Given instruction: Every line below that holds the string "ylabel" should be copied out.

Input:
■ ■ ■ ■ ■ ■ ■

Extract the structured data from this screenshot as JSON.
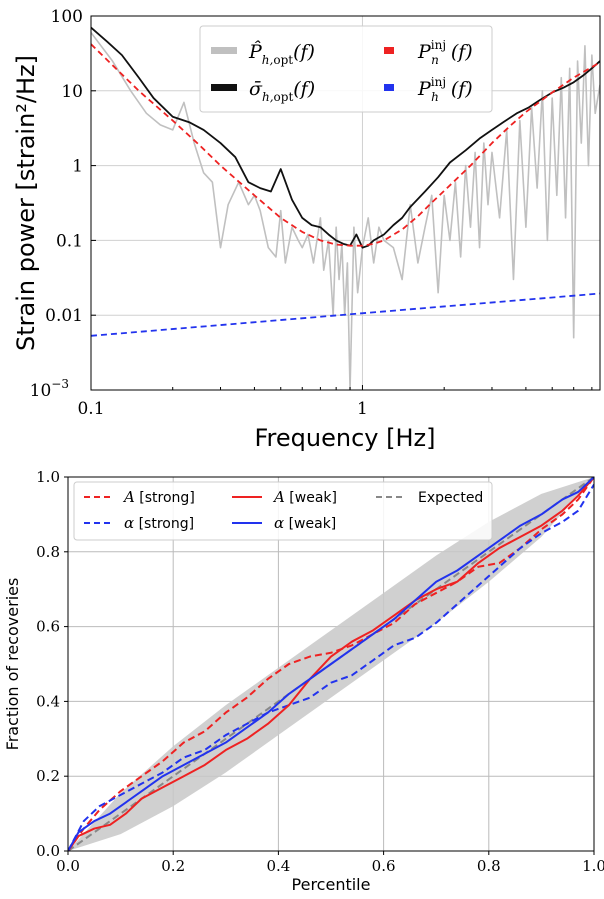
{
  "chart_data": [
    {
      "type": "line",
      "xscale": "log",
      "yscale": "log",
      "xlabel": "Frequency [Hz]",
      "ylabel": "Strain power [strain²/Hz]",
      "xlim": [
        0.1,
        7.5
      ],
      "ylim": [
        0.001,
        100
      ],
      "x_ticks": [
        {
          "value": 0.1,
          "label": "0.1"
        },
        {
          "value": 1,
          "label": "1"
        }
      ],
      "y_ticks": [
        {
          "value": 0.001,
          "label": "10",
          "exp": "−3"
        },
        {
          "value": 0.01,
          "label": "0.01"
        },
        {
          "value": 0.1,
          "label": "0.1"
        },
        {
          "value": 1,
          "label": "1"
        },
        {
          "value": 10,
          "label": "10"
        },
        {
          "value": 100,
          "label": "100"
        }
      ],
      "grid": true,
      "legend_position": "top-center",
      "series": [
        {
          "name": "P̂_{h,opt}(f)",
          "color": "#c0c0c0",
          "style": "solid",
          "x": [
            0.1,
            0.12,
            0.14,
            0.16,
            0.18,
            0.2,
            0.22,
            0.24,
            0.26,
            0.28,
            0.3,
            0.32,
            0.35,
            0.38,
            0.4,
            0.42,
            0.45,
            0.48,
            0.5,
            0.52,
            0.55,
            0.58,
            0.6,
            0.63,
            0.66,
            0.7,
            0.72,
            0.75,
            0.78,
            0.8,
            0.82,
            0.84,
            0.86,
            0.88,
            0.9,
            0.93,
            0.96,
            1.0,
            1.05,
            1.1,
            1.15,
            1.2,
            1.3,
            1.4,
            1.5,
            1.6,
            1.7,
            1.8,
            1.9,
            2.0,
            2.1,
            2.2,
            2.3,
            2.4,
            2.5,
            2.6,
            2.7,
            2.8,
            2.9,
            3.0,
            3.2,
            3.4,
            3.6,
            3.8,
            4.0,
            4.2,
            4.4,
            4.6,
            4.8,
            5.0,
            5.2,
            5.4,
            5.6,
            5.8,
            6.0,
            6.2,
            6.4,
            6.6,
            6.8,
            7.0,
            7.2,
            7.5
          ],
          "values": [
            60,
            25,
            10,
            5,
            3.5,
            3,
            7,
            2,
            0.8,
            0.6,
            0.08,
            0.3,
            0.6,
            0.3,
            0.4,
            0.25,
            0.08,
            0.06,
            0.25,
            0.05,
            0.15,
            0.1,
            0.08,
            0.12,
            0.05,
            0.2,
            0.04,
            0.1,
            0.01,
            0.15,
            0.03,
            0.09,
            0.01,
            0.05,
            0.001,
            0.15,
            0.02,
            0.08,
            0.2,
            0.05,
            0.15,
            0.1,
            0.08,
            0.03,
            0.3,
            0.05,
            0.15,
            0.4,
            0.02,
            0.4,
            0.1,
            0.6,
            0.06,
            1.0,
            0.15,
            1.5,
            0.08,
            2.0,
            0.3,
            1.5,
            0.2,
            3.0,
            0.03,
            4.0,
            0.15,
            6.0,
            0.5,
            10,
            0.1,
            8,
            0.4,
            15,
            0.2,
            20,
            0.005,
            25,
            2,
            40,
            1,
            30,
            5,
            12
          ]
        },
        {
          "name": "σ̄_{h,opt}(f)",
          "color": "#111111",
          "style": "solid",
          "x": [
            0.1,
            0.115,
            0.13,
            0.15,
            0.17,
            0.2,
            0.23,
            0.26,
            0.3,
            0.34,
            0.38,
            0.42,
            0.46,
            0.5,
            0.55,
            0.6,
            0.65,
            0.7,
            0.75,
            0.8,
            0.85,
            0.9,
            0.95,
            1.0,
            1.05,
            1.1,
            1.2,
            1.3,
            1.4,
            1.5,
            1.7,
            1.9,
            2.1,
            2.4,
            2.7,
            3.0,
            3.3,
            3.7,
            4.1,
            4.5,
            5.0,
            5.5,
            6.0,
            6.5,
            7.0,
            7.5
          ],
          "values": [
            70,
            45,
            30,
            15,
            8,
            4.5,
            3.8,
            3.0,
            2.0,
            1.3,
            0.6,
            0.5,
            0.45,
            0.9,
            0.35,
            0.2,
            0.16,
            0.15,
            0.12,
            0.1,
            0.09,
            0.085,
            0.12,
            0.08,
            0.085,
            0.1,
            0.12,
            0.16,
            0.2,
            0.28,
            0.45,
            0.7,
            1.1,
            1.6,
            2.3,
            3.0,
            3.8,
            5.0,
            6.0,
            7.5,
            9.5,
            11,
            13,
            16,
            20,
            25
          ]
        },
        {
          "name": "P_n^inj(f)",
          "color": "#ee2222",
          "style": "dashed",
          "x": [
            0.1,
            0.12,
            0.15,
            0.2,
            0.25,
            0.3,
            0.4,
            0.5,
            0.6,
            0.7,
            0.8,
            0.9,
            1.0,
            1.1,
            1.2,
            1.4,
            1.6,
            1.8,
            2.0,
            2.5,
            3.0,
            3.5,
            4.0,
            5.0,
            6.0,
            7.5
          ],
          "values": [
            42,
            22,
            10,
            4.0,
            1.9,
            1.0,
            0.4,
            0.2,
            0.13,
            0.1,
            0.088,
            0.085,
            0.085,
            0.09,
            0.1,
            0.14,
            0.21,
            0.32,
            0.46,
            1.0,
            2.0,
            3.4,
            5.2,
            9.5,
            15,
            24
          ]
        },
        {
          "name": "P_h^inj(f)",
          "color": "#2233ee",
          "style": "dashed",
          "x": [
            0.1,
            7.5
          ],
          "values": [
            0.0053,
            0.0195
          ]
        }
      ]
    },
    {
      "type": "line",
      "xlabel": "Percentile",
      "ylabel": "Fraction of recoveries",
      "xlim": [
        0,
        1
      ],
      "ylim": [
        0,
        1
      ],
      "x_ticks": [
        "0.0",
        "0.2",
        "0.4",
        "0.6",
        "0.8",
        "1.0"
      ],
      "y_ticks": [
        "0.0",
        "0.2",
        "0.4",
        "0.6",
        "0.8",
        "1.0"
      ],
      "grid": true,
      "legend_position": "top-left",
      "band": {
        "color": "#c8c8c8",
        "x": [
          0,
          0.1,
          0.2,
          0.3,
          0.4,
          0.5,
          0.6,
          0.7,
          0.8,
          0.9,
          1.0
        ],
        "lower": [
          0,
          0.045,
          0.12,
          0.21,
          0.31,
          0.41,
          0.51,
          0.61,
          0.72,
          0.84,
          1.0
        ],
        "upper": [
          0,
          0.155,
          0.28,
          0.39,
          0.49,
          0.59,
          0.69,
          0.79,
          0.88,
          0.955,
          1.0
        ]
      },
      "series": [
        {
          "name": "A [strong]",
          "color": "#ee2222",
          "style": "dashed",
          "x": [
            0,
            0.03,
            0.06,
            0.1,
            0.14,
            0.18,
            0.22,
            0.26,
            0.3,
            0.34,
            0.38,
            0.42,
            0.46,
            0.5,
            0.54,
            0.58,
            0.62,
            0.66,
            0.7,
            0.74,
            0.78,
            0.82,
            0.86,
            0.9,
            0.94,
            0.97,
            1.0
          ],
          "values": [
            0.0,
            0.06,
            0.11,
            0.16,
            0.2,
            0.24,
            0.29,
            0.32,
            0.37,
            0.41,
            0.46,
            0.5,
            0.52,
            0.53,
            0.55,
            0.58,
            0.61,
            0.66,
            0.69,
            0.72,
            0.76,
            0.77,
            0.81,
            0.86,
            0.9,
            0.94,
            1.0
          ]
        },
        {
          "name": "α [strong]",
          "color": "#2233ee",
          "style": "dashed",
          "x": [
            0,
            0.03,
            0.06,
            0.1,
            0.14,
            0.18,
            0.22,
            0.26,
            0.3,
            0.34,
            0.38,
            0.42,
            0.46,
            0.5,
            0.54,
            0.58,
            0.62,
            0.66,
            0.7,
            0.74,
            0.78,
            0.82,
            0.86,
            0.9,
            0.94,
            0.97,
            1.0
          ],
          "values": [
            0.0,
            0.08,
            0.12,
            0.15,
            0.18,
            0.21,
            0.25,
            0.27,
            0.31,
            0.34,
            0.37,
            0.39,
            0.41,
            0.45,
            0.47,
            0.51,
            0.55,
            0.57,
            0.61,
            0.66,
            0.71,
            0.76,
            0.81,
            0.85,
            0.88,
            0.91,
            0.98
          ]
        },
        {
          "name": "A [weak]",
          "color": "#ee2222",
          "style": "solid",
          "x": [
            0,
            0.02,
            0.05,
            0.08,
            0.11,
            0.14,
            0.18,
            0.22,
            0.26,
            0.3,
            0.34,
            0.38,
            0.42,
            0.46,
            0.5,
            0.54,
            0.58,
            0.62,
            0.66,
            0.7,
            0.74,
            0.78,
            0.82,
            0.86,
            0.9,
            0.94,
            0.97,
            1.0
          ],
          "values": [
            0.0,
            0.04,
            0.06,
            0.07,
            0.1,
            0.14,
            0.17,
            0.2,
            0.23,
            0.27,
            0.3,
            0.34,
            0.39,
            0.46,
            0.52,
            0.56,
            0.59,
            0.63,
            0.67,
            0.7,
            0.72,
            0.77,
            0.81,
            0.84,
            0.87,
            0.91,
            0.95,
            1.0
          ]
        },
        {
          "name": "α [weak]",
          "color": "#2233ee",
          "style": "solid",
          "x": [
            0,
            0.02,
            0.05,
            0.08,
            0.11,
            0.14,
            0.18,
            0.22,
            0.26,
            0.3,
            0.34,
            0.38,
            0.42,
            0.46,
            0.5,
            0.54,
            0.58,
            0.62,
            0.66,
            0.7,
            0.74,
            0.78,
            0.82,
            0.86,
            0.9,
            0.94,
            0.97,
            1.0
          ],
          "values": [
            0.0,
            0.05,
            0.08,
            0.1,
            0.13,
            0.16,
            0.2,
            0.23,
            0.26,
            0.29,
            0.33,
            0.37,
            0.42,
            0.46,
            0.5,
            0.54,
            0.58,
            0.62,
            0.67,
            0.72,
            0.75,
            0.79,
            0.83,
            0.87,
            0.9,
            0.94,
            0.96,
            1.0
          ]
        },
        {
          "name": "Expected",
          "color": "#888888",
          "style": "dashed",
          "x": [
            0,
            1
          ],
          "values": [
            0,
            1
          ]
        }
      ]
    }
  ]
}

■ ■ ■ ■ ■ ■ ■

Exercise output:
      "ylabel": "Strain power [strain²/Hz]",
      "ylabel": "Fraction of recoveries",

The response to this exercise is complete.